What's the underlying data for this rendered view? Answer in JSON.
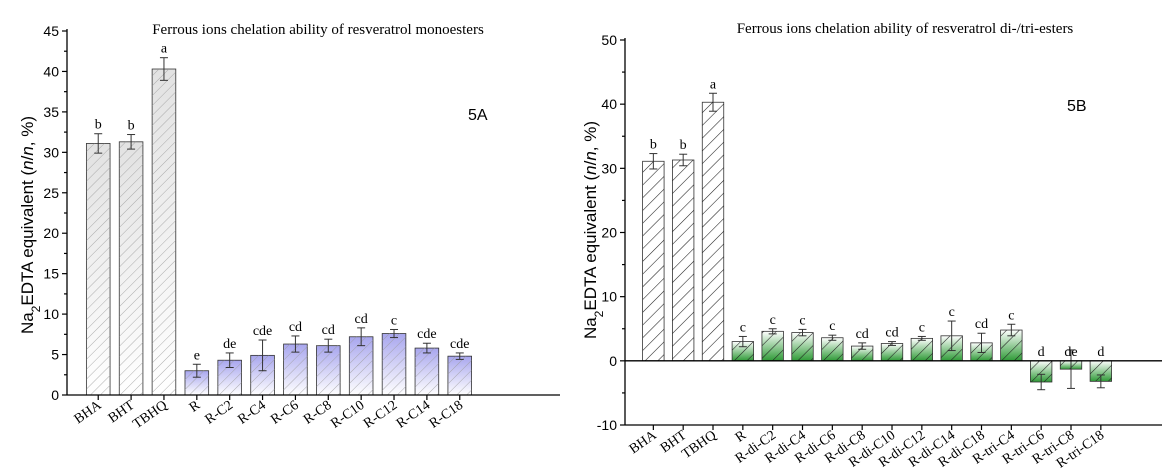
{
  "chart_data": [
    {
      "type": "bar",
      "title": "Ferrous ions chelation ability of resveratrol monoesters",
      "panel_label": "5A",
      "ylabel": "Na2EDTA equivalent (n/n, %)",
      "ylabel_parts": {
        "pre": "Na",
        "sub": "2",
        "mid": "EDTA equivalent (",
        "it1": "n",
        "slash": "/",
        "it2": "n",
        "post": ", %)"
      },
      "ylim": [
        0,
        45
      ],
      "yticks": [
        0,
        5,
        10,
        15,
        20,
        25,
        30,
        35,
        40,
        45
      ],
      "categories": [
        "BHA",
        "BHT",
        "TBHQ",
        "R",
        "R-C2",
        "R-C4",
        "R-C6",
        "R-C8",
        "R-C10",
        "R-C12",
        "R-C14",
        "R-C18"
      ],
      "values": [
        31.1,
        31.3,
        40.3,
        3.0,
        4.3,
        4.9,
        6.3,
        6.1,
        7.2,
        7.6,
        5.8,
        4.8
      ],
      "errors": [
        1.2,
        0.9,
        1.4,
        0.8,
        0.9,
        1.9,
        1.0,
        0.8,
        1.1,
        0.5,
        0.6,
        0.4
      ],
      "letters": [
        "b",
        "b",
        "a",
        "e",
        "de",
        "cde",
        "cd",
        "cd",
        "cd",
        "c",
        "cde",
        "cde"
      ],
      "colors": {
        "standard": "#e8e8e8",
        "sample": "#a8a6ee",
        "hatch": "#999999"
      }
    },
    {
      "type": "bar",
      "title": "Ferrous ions chelation ability of resveratrol di-/tri-esters",
      "panel_label": "5B",
      "ylabel": "Na2EDTA equivalent (n/n, %)",
      "ylabel_parts": {
        "pre": "Na",
        "sub": "2",
        "mid": "EDTA equivalent (",
        "it1": "n",
        "slash": "/",
        "it2": "n",
        "post": ", %)"
      },
      "ylim": [
        -10,
        50
      ],
      "yticks": [
        -10,
        0,
        10,
        20,
        30,
        40,
        50
      ],
      "categories": [
        "BHA",
        "BHT",
        "TBHQ",
        "R",
        "R-di-C2",
        "R-di-C4",
        "R-di-C6",
        "R-di-C8",
        "R-di-C10",
        "R-di-C12",
        "R-di-C14",
        "R-di-C18",
        "R-tri-C4",
        "R-tri-C6",
        "R-tri-C8",
        "R-tri-C18"
      ],
      "values": [
        31.1,
        31.3,
        40.3,
        3.0,
        4.6,
        4.4,
        3.6,
        2.3,
        2.7,
        3.5,
        3.9,
        2.8,
        4.8,
        -3.3,
        -1.3,
        -3.2
      ],
      "errors": [
        1.2,
        0.9,
        1.4,
        0.8,
        0.4,
        0.5,
        0.4,
        0.5,
        0.3,
        0.3,
        2.3,
        1.5,
        0.9,
        1.2,
        3.0,
        1.0
      ],
      "letters": [
        "b",
        "b",
        "a",
        "c",
        "c",
        "c",
        "c",
        "cd",
        "cd",
        "c",
        "c",
        "cd",
        "c",
        "d",
        "de",
        "d"
      ],
      "colors": {
        "standard": "#ffffff",
        "sample": "#2e9a36",
        "hatch": "#222222"
      }
    }
  ]
}
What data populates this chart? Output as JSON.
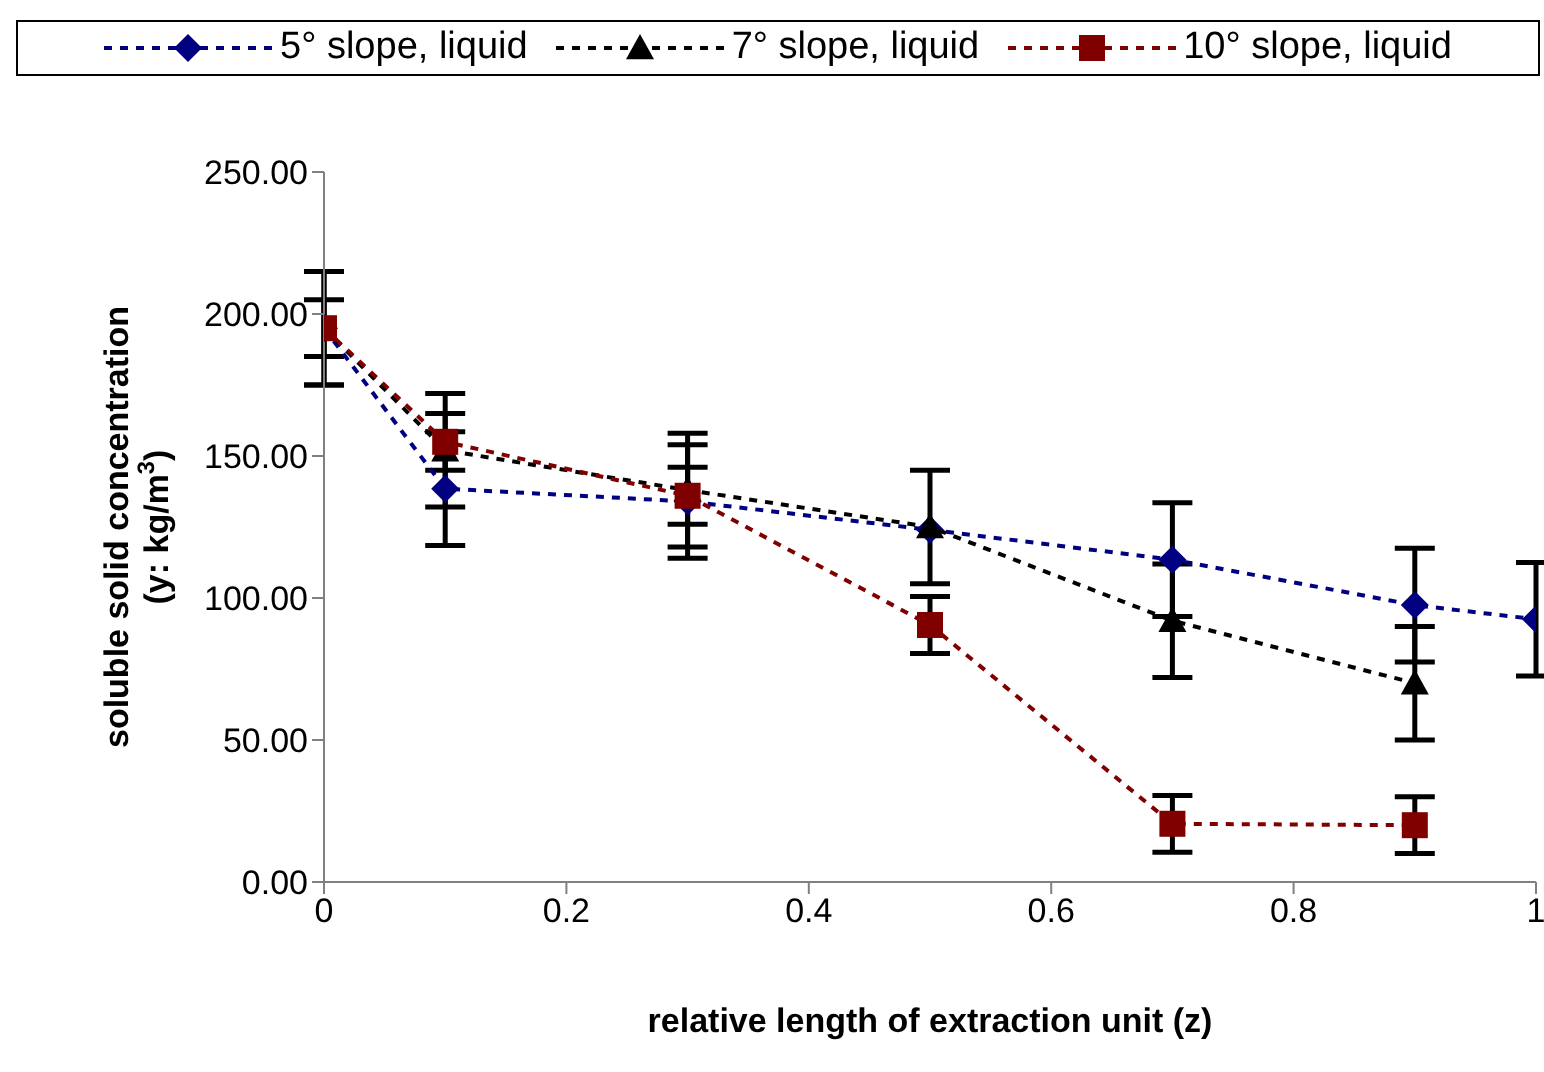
{
  "chart_data": {
    "type": "line",
    "xlabel": "relative length of extraction unit (z)",
    "ylabel": "soluble solid concentration\n(y: kg/m$^{3}$)",
    "x": [
      0,
      0.1,
      0.3,
      0.5,
      0.7,
      0.9,
      1
    ],
    "xlim": [
      0,
      1
    ],
    "xticks": [
      0,
      0.2,
      0.4,
      0.6,
      0.8,
      1
    ],
    "ylim": [
      0,
      250
    ],
    "yticks": [
      {
        "value": 0,
        "label": "0.00"
      },
      {
        "value": 50,
        "label": "50.00"
      },
      {
        "value": 100,
        "label": "100.00"
      },
      {
        "value": 150,
        "label": "150.00"
      },
      {
        "value": 200,
        "label": "200.00"
      },
      {
        "value": 250,
        "label": "250.00"
      }
    ],
    "grid": false,
    "legend": "top",
    "line_style": "dashed",
    "series": [
      {
        "name": "5° slope, liquid",
        "color": "#000080",
        "marker": "diamond",
        "values": [
          195,
          138.5,
          134,
          124,
          113.5,
          97.5,
          92.5
        ],
        "errors": [
          20,
          20,
          20,
          null,
          20,
          20,
          20
        ]
      },
      {
        "name": "7° slope, liquid",
        "color": "#000000",
        "marker": "triangle",
        "x": [
          0,
          0.1,
          0.3,
          0.5,
          0.7,
          0.9
        ],
        "values": [
          195,
          152,
          138,
          125,
          92,
          70
        ],
        "errors": [
          20,
          20,
          20,
          20,
          20,
          20
        ]
      },
      {
        "name": "10° slope, liquid",
        "color": "#800000",
        "marker": "square",
        "x": [
          0,
          0.1,
          0.3,
          0.5,
          0.7,
          0.9
        ],
        "values": [
          195,
          155,
          136,
          90.5,
          20.5,
          20
        ],
        "errors": [
          10,
          10,
          10,
          10,
          10,
          10
        ]
      }
    ]
  }
}
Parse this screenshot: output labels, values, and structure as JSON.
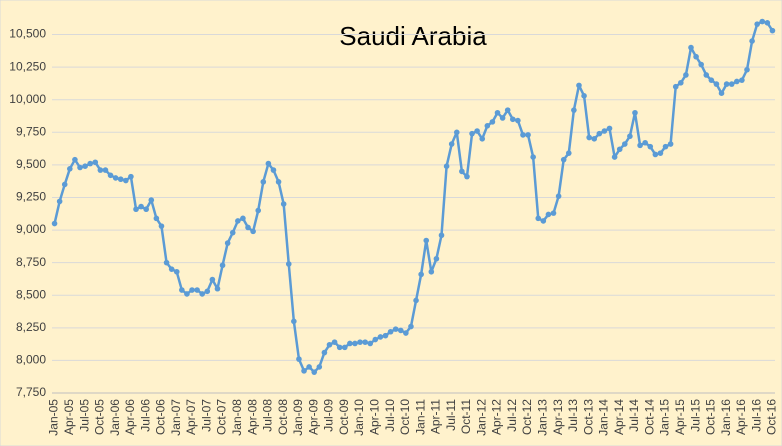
{
  "chart_data": {
    "type": "line",
    "title": "Saudi Arabia",
    "categories": [
      "Jan-05",
      null,
      null,
      "Apr-05",
      null,
      null,
      "Jul-05",
      null,
      null,
      "Oct-05",
      null,
      null,
      "Jan-06",
      null,
      null,
      "Apr-06",
      null,
      null,
      "Jul-06",
      null,
      null,
      "Oct-06",
      null,
      null,
      "Jan-07",
      null,
      null,
      "Apr-07",
      null,
      null,
      "Jul-07",
      null,
      null,
      "Oct-07",
      null,
      null,
      "Jan-08",
      null,
      null,
      "Apr-08",
      null,
      null,
      "Jul-08",
      null,
      null,
      "Oct-08",
      null,
      null,
      "Jan-09",
      null,
      null,
      "Apr-09",
      null,
      null,
      "Jul-09",
      null,
      null,
      "Oct-09",
      null,
      null,
      "Jan-10",
      null,
      null,
      "Apr-10",
      null,
      null,
      "Jul-10",
      null,
      null,
      "Oct-10",
      null,
      null,
      "Jan-11",
      null,
      null,
      "Apr-11",
      null,
      null,
      "Jul-11",
      null,
      null,
      "Oct-11",
      null,
      null,
      "Jan-12",
      null,
      null,
      "Apr-12",
      null,
      null,
      "Jul-12",
      null,
      null,
      "Oct-12",
      null,
      null,
      "Jan-13",
      null,
      null,
      "Apr-13",
      null,
      null,
      "Jul-13",
      null,
      null,
      "Oct-13",
      null,
      null,
      "Jan-14",
      null,
      null,
      "Apr-14",
      null,
      null,
      "Jul-14",
      null,
      null,
      "Oct-14",
      null,
      null,
      "Jan-15",
      null,
      null,
      "Apr-15",
      null,
      null,
      "Jul-15",
      null,
      null,
      "Oct-15",
      null,
      null,
      "Jan-16",
      null,
      null,
      "Apr-16",
      null,
      null,
      "Jul-16",
      null,
      null,
      "Oct-16"
    ],
    "values": [
      9050,
      9220,
      9350,
      9470,
      9540,
      9480,
      9490,
      9510,
      9520,
      9460,
      9460,
      9420,
      9400,
      9390,
      9380,
      9410,
      9160,
      9180,
      9160,
      9230,
      9090,
      9030,
      8750,
      8700,
      8680,
      8540,
      8510,
      8540,
      8540,
      8510,
      8530,
      8620,
      8550,
      8730,
      8900,
      8980,
      9070,
      9090,
      9020,
      8990,
      9150,
      9370,
      9510,
      9460,
      9370,
      9200,
      8740,
      8300,
      8010,
      7920,
      7950,
      7910,
      7950,
      8060,
      8120,
      8140,
      8100,
      8100,
      8130,
      8130,
      8140,
      8140,
      8130,
      8160,
      8180,
      8190,
      8220,
      8240,
      8230,
      8210,
      8260,
      8460,
      8660,
      8920,
      8680,
      8780,
      8960,
      9490,
      9660,
      9750,
      9450,
      9410,
      9740,
      9760,
      9700,
      9800,
      9830,
      9900,
      9860,
      9920,
      9850,
      9840,
      9730,
      9730,
      9560,
      9090,
      9070,
      9120,
      9130,
      9260,
      9540,
      9590,
      9920,
      10110,
      10030,
      9710,
      9700,
      9740,
      9760,
      9780,
      9560,
      9620,
      9660,
      9720,
      9900,
      9650,
      9670,
      9640,
      9580,
      9590,
      9640,
      9660,
      10100,
      10130,
      10190,
      10400,
      10330,
      10270,
      10190,
      10150,
      10120,
      10050,
      10120,
      10120,
      10140,
      10150,
      10230,
      10450,
      10580,
      10600,
      10590,
      10530
    ],
    "color": "#5b9bd5",
    "ylim": [
      7750,
      10650
    ],
    "yticks": [
      {
        "value": 7750,
        "label": "7,750"
      },
      {
        "value": 8000,
        "label": "8,000"
      },
      {
        "value": 8250,
        "label": "8,250"
      },
      {
        "value": 8500,
        "label": "8,500"
      },
      {
        "value": 8750,
        "label": "8,750"
      },
      {
        "value": 9000,
        "label": "9,000"
      },
      {
        "value": 9250,
        "label": "9,250"
      },
      {
        "value": 9500,
        "label": "9,500"
      },
      {
        "value": 9750,
        "label": "9,750"
      },
      {
        "value": 10000,
        "label": "10,000"
      },
      {
        "value": 10250,
        "label": "10,250"
      },
      {
        "value": 10500,
        "label": "10,500"
      }
    ],
    "grid": true
  }
}
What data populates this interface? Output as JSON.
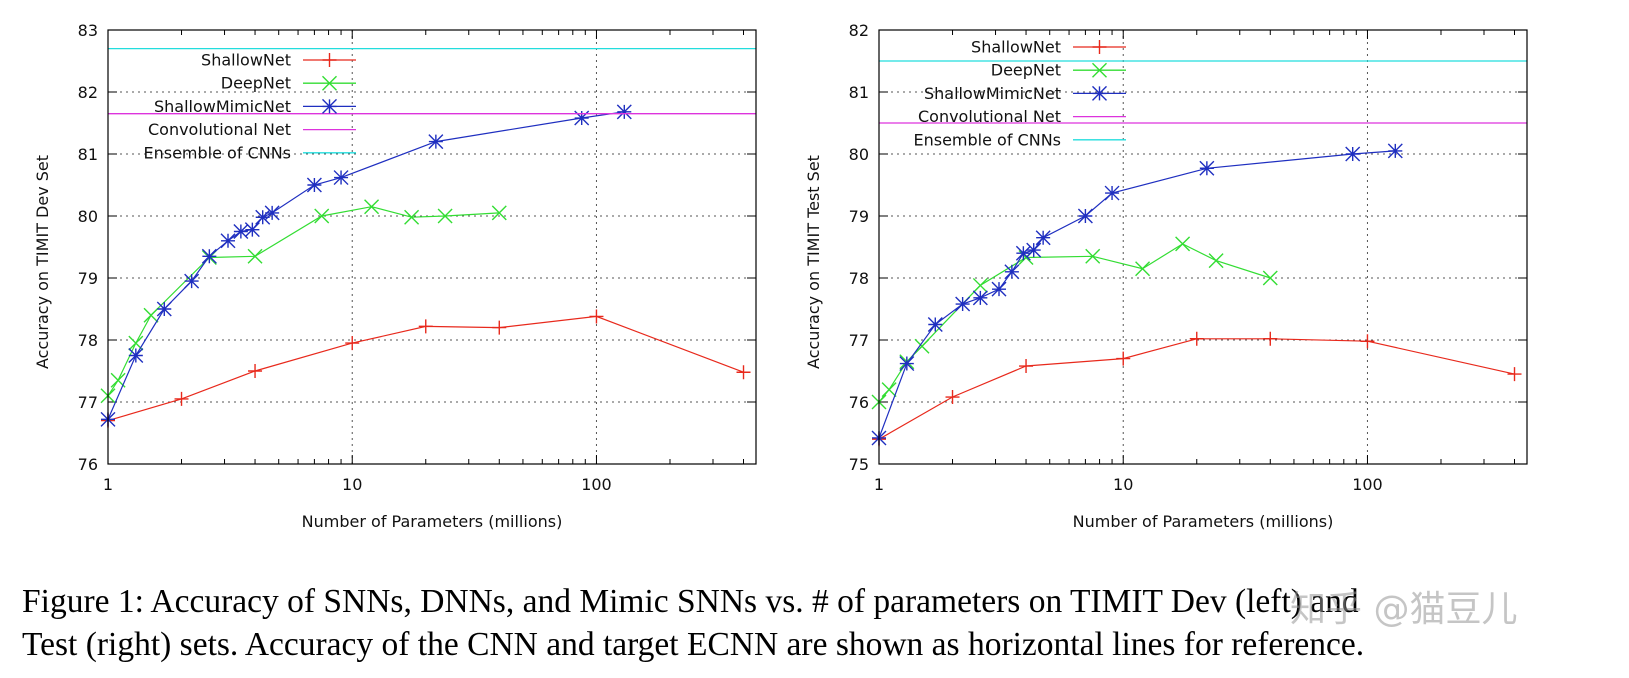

▶ _Exercise requirements_:
Which lines contain the word "ability"? Copy each one.

▶ _Finished answer_:
      "title": "Ferrous ions chelation ability of resveratrol monoesters",
      "title": "Ferrous ions chelation ability of resveratrol di-/tri-esters",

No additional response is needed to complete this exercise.